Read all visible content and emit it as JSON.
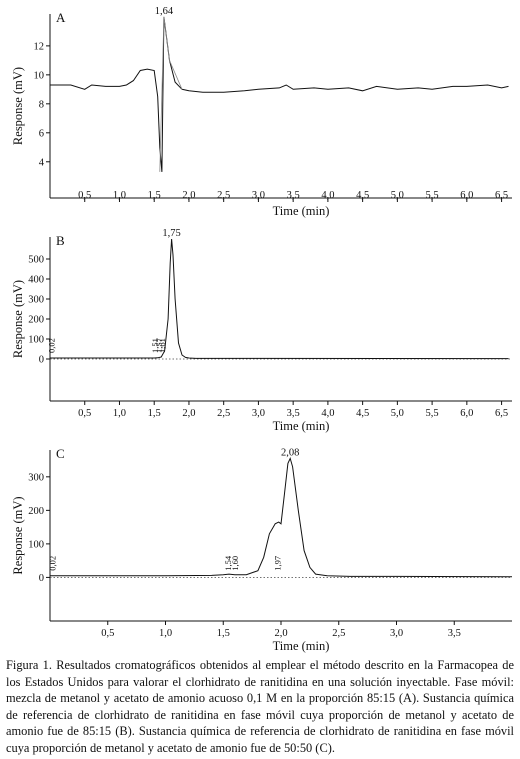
{
  "caption": "Figura 1. Resultados cromatográficos obtenidos al emplear el método descrito en la Farmacopea de los Estados Unidos para valorar el clorhidrato de ranitidina en una solución inyectable. Fase móvil: mezcla de metanol y acetato de amonio acuoso 0,1 M en la proporción 85:15 (A). Sustancia química de referencia de clorhidrato de ranitidina en fase móvil cuya proporción de metanol y acetato de amonio fue de 85:15 (B). Sustancia química de referencia de clorhidrato de ranitidina en fase móvil cuya proporción de metanol y acetato de amonio fue de 50:50 (C).",
  "chart_data": [
    {
      "panel": "A",
      "type": "line",
      "xlabel": "Time (min)",
      "ylabel": "Response (mV)",
      "xlim": [
        0,
        6.65
      ],
      "ylim": [
        1.5,
        14.2
      ],
      "x_ticks": [
        0.5,
        1.0,
        1.5,
        2.0,
        2.5,
        3.0,
        3.5,
        4.0,
        4.5,
        5.0,
        5.5,
        6.0,
        6.5
      ],
      "x_tick_labels": [
        "0,5",
        "1,0",
        "1,5",
        "2,0",
        "2,5",
        "3,0",
        "3,5",
        "4,0",
        "4,5",
        "5,0",
        "5,5",
        "6,0",
        "6,5"
      ],
      "y_ticks": [
        4,
        6,
        8,
        10,
        12
      ],
      "y_tick_labels": [
        "4",
        "6",
        "8",
        "10",
        "12"
      ],
      "peak_labels": [
        {
          "x": 1.64,
          "y": 14.0,
          "text": "1,64"
        }
      ],
      "series": [
        {
          "x": [
            0,
            0.3,
            0.5,
            0.6,
            0.8,
            1.0,
            1.1,
            1.2,
            1.3,
            1.4,
            1.5,
            1.55,
            1.58,
            1.61,
            1.64,
            1.68,
            1.72,
            1.8,
            1.9,
            2.0,
            2.2,
            2.5,
            2.8,
            3.0,
            3.3,
            3.4,
            3.5,
            3.8,
            4.0,
            4.3,
            4.5,
            4.7,
            5.0,
            5.3,
            5.5,
            5.8,
            6.0,
            6.3,
            6.5,
            6.6
          ],
          "y": [
            9.3,
            9.3,
            9.0,
            9.3,
            9.2,
            9.2,
            9.3,
            9.6,
            10.3,
            10.4,
            10.3,
            8.5,
            5.0,
            3.3,
            14.0,
            12.5,
            11.0,
            9.5,
            9.0,
            8.9,
            8.8,
            8.8,
            8.9,
            9.0,
            9.1,
            9.3,
            9.0,
            9.1,
            9.0,
            9.1,
            8.9,
            9.2,
            9.0,
            9.1,
            9.0,
            9.2,
            9.2,
            9.3,
            9.1,
            9.2
          ]
        },
        {
          "x": [
            1.58,
            1.64,
            1.72,
            1.9
          ],
          "y": [
            3.3,
            14.0,
            11.0,
            9.0
          ]
        }
      ]
    },
    {
      "panel": "B",
      "type": "line",
      "xlabel": "Time (min)",
      "ylabel": "Response (mV)",
      "xlim": [
        0,
        6.65
      ],
      "ylim": [
        -210,
        610
      ],
      "x_ticks": [
        0.5,
        1.0,
        1.5,
        2.0,
        2.5,
        3.0,
        3.5,
        4.0,
        4.5,
        5.0,
        5.5,
        6.0,
        6.5
      ],
      "x_tick_labels": [
        "0,5",
        "1,0",
        "1,5",
        "2,0",
        "2,5",
        "3,0",
        "3,5",
        "4,0",
        "4,5",
        "5,0",
        "5,5",
        "6,0",
        "6,5"
      ],
      "y_ticks": [
        0,
        100,
        200,
        300,
        400,
        500
      ],
      "y_tick_labels": [
        "0",
        "100",
        "200",
        "300",
        "400",
        "500"
      ],
      "peak_labels": [
        {
          "x": 1.75,
          "y": 600,
          "text": "1,75"
        },
        {
          "x": 0.02,
          "y": 30,
          "text": "0,02",
          "vertical": true
        },
        {
          "x": 1.51,
          "y": 30,
          "text": "1,51",
          "vertical": true
        },
        {
          "x": 1.57,
          "y": 30,
          "text": "1,57",
          "vertical": true
        },
        {
          "x": 1.61,
          "y": 30,
          "text": "1,61",
          "vertical": true
        }
      ],
      "series": [
        {
          "x": [
            0,
            1.5,
            1.55,
            1.6,
            1.65,
            1.7,
            1.73,
            1.75,
            1.77,
            1.8,
            1.85,
            1.9,
            1.95,
            2.0,
            2.1,
            3.0,
            6.6
          ],
          "y": [
            5,
            5,
            6,
            10,
            40,
            200,
            480,
            600,
            520,
            300,
            80,
            20,
            8,
            5,
            3,
            3,
            2
          ]
        }
      ]
    },
    {
      "panel": "C",
      "type": "line",
      "xlabel": "Time (min)",
      "ylabel": "Response (mV)",
      "xlim": [
        0,
        4.0
      ],
      "ylim": [
        -130,
        380
      ],
      "x_ticks": [
        0.5,
        1.0,
        1.5,
        2.0,
        2.5,
        3.0,
        3.5
      ],
      "x_tick_labels": [
        "0,5",
        "1,0",
        "1,5",
        "2,0",
        "2,5",
        "3,0",
        "3,5"
      ],
      "y_ticks": [
        0,
        100,
        200,
        300
      ],
      "y_tick_labels": [
        "0",
        "100",
        "200",
        "300"
      ],
      "peak_labels": [
        {
          "x": 2.08,
          "y": 355,
          "text": "2,08"
        },
        {
          "x": 0.02,
          "y": 20,
          "text": "0,02",
          "vertical": true
        },
        {
          "x": 1.54,
          "y": 20,
          "text": "1,54",
          "vertical": true
        },
        {
          "x": 1.6,
          "y": 20,
          "text": "1,60",
          "vertical": true
        },
        {
          "x": 1.97,
          "y": 20,
          "text": "1,97",
          "vertical": true
        }
      ],
      "series": [
        {
          "x": [
            0,
            1.0,
            1.4,
            1.5,
            1.55,
            1.6,
            1.7,
            1.8,
            1.85,
            1.9,
            1.95,
            1.98,
            2.0,
            2.03,
            2.06,
            2.08,
            2.1,
            2.15,
            2.2,
            2.25,
            2.3,
            2.4,
            2.6,
            3.0,
            4.0
          ],
          "y": [
            5,
            5,
            6,
            8,
            10,
            8,
            8,
            20,
            60,
            130,
            160,
            165,
            160,
            250,
            340,
            355,
            330,
            200,
            80,
            30,
            10,
            5,
            3,
            3,
            2
          ]
        }
      ]
    }
  ]
}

• • • •

Do not include images; quote all of the entries above exactly.

Exercise result:
Read all visible content and emit it as JSON.
{
  "caption": "Figura 1. Resultados cromatográficos obtenidos al emplear el método descrito en la Farmacopea de los Estados Unidos para valorar el clorhidrato de ranitidina en una solución inyectable. Fase móvil: mezcla de metanol y acetato de amonio acuoso 0,1 M en la proporción 85:15 (A). Sustancia química de referencia de clorhidrato de ranitidina en fase móvil cuya proporción de metanol y acetato de amonio fue de 85:15 (B). Sustancia química de referencia de clorhidrato de ranitidina en fase móvil cuya proporción de metanol y acetato de amonio fue de 50:50 (C).",
  "chart_data": [
    {
      "panel": "A",
      "type": "line",
      "xlabel": "Time (min)",
      "ylabel": "Response (mV)",
      "xlim": [
        0,
        6.65
      ],
      "ylim": [
        1.5,
        14.2
      ],
      "x_ticks": [
        0.5,
        1.0,
        1.5,
        2.0,
        2.5,
        3.0,
        3.5,
        4.0,
        4.5,
        5.0,
        5.5,
        6.0,
        6.5
      ],
      "x_tick_labels": [
        "0,5",
        "1,0",
        "1,5",
        "2,0",
        "2,5",
        "3,0",
        "3,5",
        "4,0",
        "4,5",
        "5,0",
        "5,5",
        "6,0",
        "6,5"
      ],
      "y_ticks": [
        4,
        6,
        8,
        10,
        12
      ],
      "y_tick_labels": [
        "4",
        "6",
        "8",
        "10",
        "12"
      ],
      "peak_labels": [
        {
          "x": 1.64,
          "y": 14.0,
          "text": "1,64"
        }
      ],
      "series": [
        {
          "x": [
            0,
            0.3,
            0.5,
            0.6,
            0.8,
            1.0,
            1.1,
            1.2,
            1.3,
            1.4,
            1.5,
            1.55,
            1.58,
            1.61,
            1.64,
            1.68,
            1.72,
            1.8,
            1.9,
            2.0,
            2.2,
            2.5,
            2.8,
            3.0,
            3.3,
            3.4,
            3.5,
            3.8,
            4.0,
            4.3,
            4.5,
            4.7,
            5.0,
            5.3,
            5.5,
            5.8,
            6.0,
            6.3,
            6.5,
            6.6
          ],
          "y": [
            9.3,
            9.3,
            9.0,
            9.3,
            9.2,
            9.2,
            9.3,
            9.6,
            10.3,
            10.4,
            10.3,
            8.5,
            5.0,
            3.3,
            14.0,
            12.5,
            11.0,
            9.5,
            9.0,
            8.9,
            8.8,
            8.8,
            8.9,
            9.0,
            9.1,
            9.3,
            9.0,
            9.1,
            9.0,
            9.1,
            8.9,
            9.2,
            9.0,
            9.1,
            9.0,
            9.2,
            9.2,
            9.3,
            9.1,
            9.2
          ]
        },
        {
          "x": [
            1.58,
            1.64,
            1.72,
            1.9
          ],
          "y": [
            3.3,
            14.0,
            11.0,
            9.0
          ]
        }
      ]
    },
    {
      "panel": "B",
      "type": "line",
      "xlabel": "Time (min)",
      "ylabel": "Response (mV)",
      "xlim": [
        0,
        6.65
      ],
      "ylim": [
        -210,
        610
      ],
      "x_ticks": [
        0.5,
        1.0,
        1.5,
        2.0,
        2.5,
        3.0,
        3.5,
        4.0,
        4.5,
        5.0,
        5.5,
        6.0,
        6.5
      ],
      "x_tick_labels": [
        "0,5",
        "1,0",
        "1,5",
        "2,0",
        "2,5",
        "3,0",
        "3,5",
        "4,0",
        "4,5",
        "5,0",
        "5,5",
        "6,0",
        "6,5"
      ],
      "y_ticks": [
        0,
        100,
        200,
        300,
        400,
        500
      ],
      "y_tick_labels": [
        "0",
        "100",
        "200",
        "300",
        "400",
        "500"
      ],
      "peak_labels": [
        {
          "x": 1.75,
          "y": 600,
          "text": "1,75"
        },
        {
          "x": 0.02,
          "y": 30,
          "text": "0,02",
          "vertical": true
        },
        {
          "x": 1.51,
          "y": 30,
          "text": "1,51",
          "vertical": true
        },
        {
          "x": 1.57,
          "y": 30,
          "text": "1,57",
          "vertical": true
        },
        {
          "x": 1.61,
          "y": 30,
          "text": "1,61",
          "vertical": true
        }
      ],
      "series": [
        {
          "x": [
            0,
            1.5,
            1.55,
            1.6,
            1.65,
            1.7,
            1.73,
            1.75,
            1.77,
            1.8,
            1.85,
            1.9,
            1.95,
            2.0,
            2.1,
            3.0,
            6.6
          ],
          "y": [
            5,
            5,
            6,
            10,
            40,
            200,
            480,
            600,
            520,
            300,
            80,
            20,
            8,
            5,
            3,
            3,
            2
          ]
        }
      ]
    },
    {
      "panel": "C",
      "type": "line",
      "xlabel": "Time (min)",
      "ylabel": "Response (mV)",
      "xlim": [
        0,
        4.0
      ],
      "ylim": [
        -130,
        380
      ],
      "x_ticks": [
        0.5,
        1.0,
        1.5,
        2.0,
        2.5,
        3.0,
        3.5
      ],
      "x_tick_labels": [
        "0,5",
        "1,0",
        "1,5",
        "2,0",
        "2,5",
        "3,0",
        "3,5"
      ],
      "y_ticks": [
        0,
        100,
        200,
        300
      ],
      "y_tick_labels": [
        "0",
        "100",
        "200",
        "300"
      ],
      "peak_labels": [
        {
          "x": 2.08,
          "y": 355,
          "text": "2,08"
        },
        {
          "x": 0.02,
          "y": 20,
          "text": "0,02",
          "vertical": true
        },
        {
          "x": 1.54,
          "y": 20,
          "text": "1,54",
          "vertical": true
        },
        {
          "x": 1.6,
          "y": 20,
          "text": "1,60",
          "vertical": true
        },
        {
          "x": 1.97,
          "y": 20,
          "text": "1,97",
          "vertical": true
        }
      ],
      "series": [
        {
          "x": [
            0,
            1.0,
            1.4,
            1.5,
            1.55,
            1.6,
            1.7,
            1.8,
            1.85,
            1.9,
            1.95,
            1.98,
            2.0,
            2.03,
            2.06,
            2.08,
            2.1,
            2.15,
            2.2,
            2.25,
            2.3,
            2.4,
            2.6,
            3.0,
            4.0
          ],
          "y": [
            5,
            5,
            6,
            8,
            10,
            8,
            8,
            20,
            60,
            130,
            160,
            165,
            160,
            250,
            340,
            355,
            330,
            200,
            80,
            30,
            10,
            5,
            3,
            3,
            2
          ]
        }
      ]
    }
  ]
}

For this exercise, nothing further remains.